- _Exercise_
Extract the full listing verbatim and drop any pictures from your copy.

Records about charts and figures:
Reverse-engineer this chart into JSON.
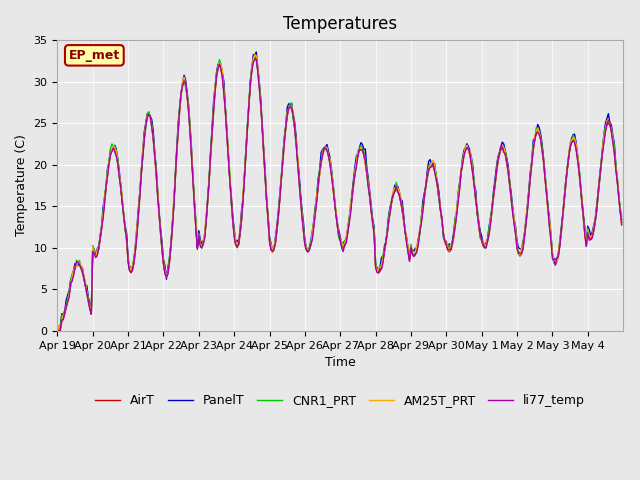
{
  "title": "Temperatures",
  "xlabel": "Time",
  "ylabel": "Temperature (C)",
  "ylim": [
    0,
    35
  ],
  "yticks": [
    0,
    5,
    10,
    15,
    20,
    25,
    30,
    35
  ],
  "background_color": "#e8e8e8",
  "annotation_text": "EP_met",
  "annotation_bg": "#ffffaa",
  "annotation_border": "#aa0000",
  "x_tick_labels": [
    "Apr 19",
    "Apr 20",
    "Apr 21",
    "Apr 22",
    "Apr 23",
    "Apr 24",
    "Apr 25",
    "Apr 26",
    "Apr 27",
    "Apr 28",
    "Apr 29",
    "Apr 30",
    "May 1",
    "May 2",
    "May 3",
    "May 4"
  ],
  "legend_labels": [
    "AirT",
    "PanelT",
    "CNR1_PRT",
    "AM25T_PRT",
    "li77_temp"
  ],
  "line_colors": [
    "#cc0000",
    "#0000cc",
    "#00cc00",
    "#ffaa00",
    "#aa00aa"
  ],
  "title_fontsize": 12,
  "axis_fontsize": 9,
  "tick_fontsize": 8,
  "legend_fontsize": 9,
  "daily_peaks": [
    8,
    22,
    26,
    30,
    32,
    33,
    27,
    22,
    22,
    17,
    20,
    22,
    22,
    24,
    23,
    25
  ],
  "daily_mins": [
    1,
    9,
    7,
    6.5,
    10,
    10,
    9.5,
    9.5,
    10,
    7,
    9,
    9.5,
    10,
    9,
    8,
    11
  ]
}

- _Result of this exercise_
Reverse-engineer this chart into JSON.
{
  "title": "Temperatures",
  "xlabel": "Time",
  "ylabel": "Temperature (C)",
  "ylim": [
    0,
    35
  ],
  "yticks": [
    0,
    5,
    10,
    15,
    20,
    25,
    30,
    35
  ],
  "background_color": "#e8e8e8",
  "annotation_text": "EP_met",
  "annotation_bg": "#ffffaa",
  "annotation_border": "#aa0000",
  "x_tick_labels": [
    "Apr 19",
    "Apr 20",
    "Apr 21",
    "Apr 22",
    "Apr 23",
    "Apr 24",
    "Apr 25",
    "Apr 26",
    "Apr 27",
    "Apr 28",
    "Apr 29",
    "Apr 30",
    "May 1",
    "May 2",
    "May 3",
    "May 4"
  ],
  "legend_labels": [
    "AirT",
    "PanelT",
    "CNR1_PRT",
    "AM25T_PRT",
    "li77_temp"
  ],
  "line_colors": [
    "#cc0000",
    "#0000cc",
    "#00cc00",
    "#ffaa00",
    "#aa00aa"
  ],
  "title_fontsize": 12,
  "axis_fontsize": 9,
  "tick_fontsize": 8,
  "legend_fontsize": 9,
  "daily_peaks": [
    8,
    22,
    26,
    30,
    32,
    33,
    27,
    22,
    22,
    17,
    20,
    22,
    22,
    24,
    23,
    25
  ],
  "daily_mins": [
    1,
    9,
    7,
    6.5,
    10,
    10,
    9.5,
    9.5,
    10,
    7,
    9,
    9.5,
    10,
    9,
    8,
    11
  ]
}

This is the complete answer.